(Transcribed document page entries)

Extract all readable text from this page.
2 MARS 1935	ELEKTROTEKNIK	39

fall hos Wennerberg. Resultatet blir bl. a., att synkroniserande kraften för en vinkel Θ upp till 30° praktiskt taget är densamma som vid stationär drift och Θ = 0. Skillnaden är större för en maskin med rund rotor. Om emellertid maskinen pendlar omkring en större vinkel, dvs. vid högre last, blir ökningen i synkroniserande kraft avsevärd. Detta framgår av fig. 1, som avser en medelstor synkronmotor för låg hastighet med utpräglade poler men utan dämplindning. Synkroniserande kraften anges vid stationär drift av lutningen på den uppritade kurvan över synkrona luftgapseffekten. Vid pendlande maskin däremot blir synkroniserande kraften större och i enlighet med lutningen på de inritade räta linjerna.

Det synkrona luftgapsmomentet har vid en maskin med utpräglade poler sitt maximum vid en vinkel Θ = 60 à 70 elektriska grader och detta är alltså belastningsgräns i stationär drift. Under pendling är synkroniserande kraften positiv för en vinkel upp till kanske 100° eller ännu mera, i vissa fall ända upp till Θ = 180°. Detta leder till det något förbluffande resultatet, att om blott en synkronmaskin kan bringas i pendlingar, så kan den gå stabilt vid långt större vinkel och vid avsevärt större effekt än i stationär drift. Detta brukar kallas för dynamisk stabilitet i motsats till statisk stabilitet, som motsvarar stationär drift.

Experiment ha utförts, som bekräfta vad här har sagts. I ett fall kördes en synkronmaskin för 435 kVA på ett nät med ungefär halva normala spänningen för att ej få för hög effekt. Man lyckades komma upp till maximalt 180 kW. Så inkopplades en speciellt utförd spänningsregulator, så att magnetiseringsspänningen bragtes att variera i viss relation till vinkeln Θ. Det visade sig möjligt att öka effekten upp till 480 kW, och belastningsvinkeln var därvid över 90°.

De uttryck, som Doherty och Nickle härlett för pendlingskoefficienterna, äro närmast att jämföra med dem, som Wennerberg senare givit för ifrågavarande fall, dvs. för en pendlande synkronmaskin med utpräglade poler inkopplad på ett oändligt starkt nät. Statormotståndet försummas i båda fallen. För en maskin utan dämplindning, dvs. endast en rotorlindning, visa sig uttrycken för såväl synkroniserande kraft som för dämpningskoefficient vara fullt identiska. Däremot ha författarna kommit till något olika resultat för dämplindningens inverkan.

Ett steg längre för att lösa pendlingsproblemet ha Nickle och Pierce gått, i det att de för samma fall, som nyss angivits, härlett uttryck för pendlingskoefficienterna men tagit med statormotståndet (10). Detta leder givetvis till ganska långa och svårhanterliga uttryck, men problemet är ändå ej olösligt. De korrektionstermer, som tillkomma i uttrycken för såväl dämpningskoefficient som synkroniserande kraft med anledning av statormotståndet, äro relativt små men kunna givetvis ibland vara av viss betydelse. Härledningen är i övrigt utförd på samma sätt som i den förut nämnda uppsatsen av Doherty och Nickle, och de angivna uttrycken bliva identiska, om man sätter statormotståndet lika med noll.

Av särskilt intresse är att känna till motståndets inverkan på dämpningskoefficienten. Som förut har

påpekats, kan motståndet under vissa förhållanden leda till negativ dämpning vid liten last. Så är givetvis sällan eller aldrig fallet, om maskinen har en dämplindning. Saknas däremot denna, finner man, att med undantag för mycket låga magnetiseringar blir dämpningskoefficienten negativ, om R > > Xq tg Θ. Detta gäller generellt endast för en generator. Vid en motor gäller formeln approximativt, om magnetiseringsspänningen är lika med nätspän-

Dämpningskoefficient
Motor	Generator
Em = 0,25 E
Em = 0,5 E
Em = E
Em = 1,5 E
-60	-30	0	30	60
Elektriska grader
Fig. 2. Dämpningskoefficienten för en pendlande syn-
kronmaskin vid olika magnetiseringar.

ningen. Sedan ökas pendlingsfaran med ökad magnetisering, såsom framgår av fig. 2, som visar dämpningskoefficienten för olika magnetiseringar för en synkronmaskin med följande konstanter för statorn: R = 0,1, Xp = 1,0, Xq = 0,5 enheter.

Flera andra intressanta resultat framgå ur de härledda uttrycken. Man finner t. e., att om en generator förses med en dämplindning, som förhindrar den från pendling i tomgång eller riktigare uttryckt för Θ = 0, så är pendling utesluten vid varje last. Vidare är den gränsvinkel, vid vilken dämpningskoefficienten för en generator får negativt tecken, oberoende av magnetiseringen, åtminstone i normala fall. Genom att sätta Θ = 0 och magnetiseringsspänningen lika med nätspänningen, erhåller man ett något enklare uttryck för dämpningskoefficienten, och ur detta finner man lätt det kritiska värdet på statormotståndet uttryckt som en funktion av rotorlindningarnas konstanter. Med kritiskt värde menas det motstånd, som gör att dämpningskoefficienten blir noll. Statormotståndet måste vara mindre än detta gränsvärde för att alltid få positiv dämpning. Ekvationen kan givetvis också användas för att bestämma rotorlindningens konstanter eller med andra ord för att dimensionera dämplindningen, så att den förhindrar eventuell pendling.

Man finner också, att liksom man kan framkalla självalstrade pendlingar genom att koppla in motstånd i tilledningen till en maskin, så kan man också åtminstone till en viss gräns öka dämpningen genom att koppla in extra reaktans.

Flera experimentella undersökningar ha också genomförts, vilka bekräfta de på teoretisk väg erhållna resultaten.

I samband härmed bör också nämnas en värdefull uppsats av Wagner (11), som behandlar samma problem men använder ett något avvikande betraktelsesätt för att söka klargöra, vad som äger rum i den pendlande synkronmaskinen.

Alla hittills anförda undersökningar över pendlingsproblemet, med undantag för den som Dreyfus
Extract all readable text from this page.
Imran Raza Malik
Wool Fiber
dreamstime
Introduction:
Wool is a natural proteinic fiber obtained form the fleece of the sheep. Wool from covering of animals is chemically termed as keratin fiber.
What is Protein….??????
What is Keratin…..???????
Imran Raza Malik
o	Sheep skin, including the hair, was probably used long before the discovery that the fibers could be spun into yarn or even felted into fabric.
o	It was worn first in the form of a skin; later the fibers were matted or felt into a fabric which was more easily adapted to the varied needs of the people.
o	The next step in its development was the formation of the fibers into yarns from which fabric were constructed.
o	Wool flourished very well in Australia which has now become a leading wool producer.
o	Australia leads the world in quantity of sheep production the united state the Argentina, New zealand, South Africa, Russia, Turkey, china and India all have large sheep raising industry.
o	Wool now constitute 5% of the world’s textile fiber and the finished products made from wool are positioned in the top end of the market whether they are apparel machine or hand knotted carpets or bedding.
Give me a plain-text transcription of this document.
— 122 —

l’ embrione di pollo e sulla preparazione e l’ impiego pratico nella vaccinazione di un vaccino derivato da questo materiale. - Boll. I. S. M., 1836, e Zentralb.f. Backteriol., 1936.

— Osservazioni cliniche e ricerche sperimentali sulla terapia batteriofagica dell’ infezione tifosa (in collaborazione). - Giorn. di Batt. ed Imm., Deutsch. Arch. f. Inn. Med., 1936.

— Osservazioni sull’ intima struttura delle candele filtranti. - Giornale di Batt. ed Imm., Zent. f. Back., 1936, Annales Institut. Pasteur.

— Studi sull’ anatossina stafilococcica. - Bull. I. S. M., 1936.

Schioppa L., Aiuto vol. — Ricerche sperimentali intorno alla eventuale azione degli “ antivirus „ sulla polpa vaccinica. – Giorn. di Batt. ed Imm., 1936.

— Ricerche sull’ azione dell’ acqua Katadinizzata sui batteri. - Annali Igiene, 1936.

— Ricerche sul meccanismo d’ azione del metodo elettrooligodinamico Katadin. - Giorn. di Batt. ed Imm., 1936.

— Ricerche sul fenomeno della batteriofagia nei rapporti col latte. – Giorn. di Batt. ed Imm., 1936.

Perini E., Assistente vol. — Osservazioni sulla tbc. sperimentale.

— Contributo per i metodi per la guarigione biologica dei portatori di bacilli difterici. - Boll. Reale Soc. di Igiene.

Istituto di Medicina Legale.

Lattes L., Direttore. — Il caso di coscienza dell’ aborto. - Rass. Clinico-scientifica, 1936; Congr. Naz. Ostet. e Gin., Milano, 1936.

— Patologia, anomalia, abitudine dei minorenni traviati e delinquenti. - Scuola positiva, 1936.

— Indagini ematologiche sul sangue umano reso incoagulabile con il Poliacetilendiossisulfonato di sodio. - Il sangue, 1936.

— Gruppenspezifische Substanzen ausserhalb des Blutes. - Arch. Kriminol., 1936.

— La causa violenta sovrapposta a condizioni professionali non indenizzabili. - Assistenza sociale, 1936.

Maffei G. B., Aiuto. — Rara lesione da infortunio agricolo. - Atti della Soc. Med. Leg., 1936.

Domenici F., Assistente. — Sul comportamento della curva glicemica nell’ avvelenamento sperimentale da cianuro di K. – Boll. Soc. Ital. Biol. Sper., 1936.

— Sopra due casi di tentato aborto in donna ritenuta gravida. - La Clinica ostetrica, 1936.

**Aim of the exercise**. If a line in the entries above contains "Igiene", report it.

**Task output**.
— Ricerche sull’ azione dell’ acqua Katadinizzata sui batteri. - Annali Igiene, 1936.
— Contributo per i metodi per la guarigione biologica dei portatori di bacilli difterici. - Boll. Reale Soc. di Igiene.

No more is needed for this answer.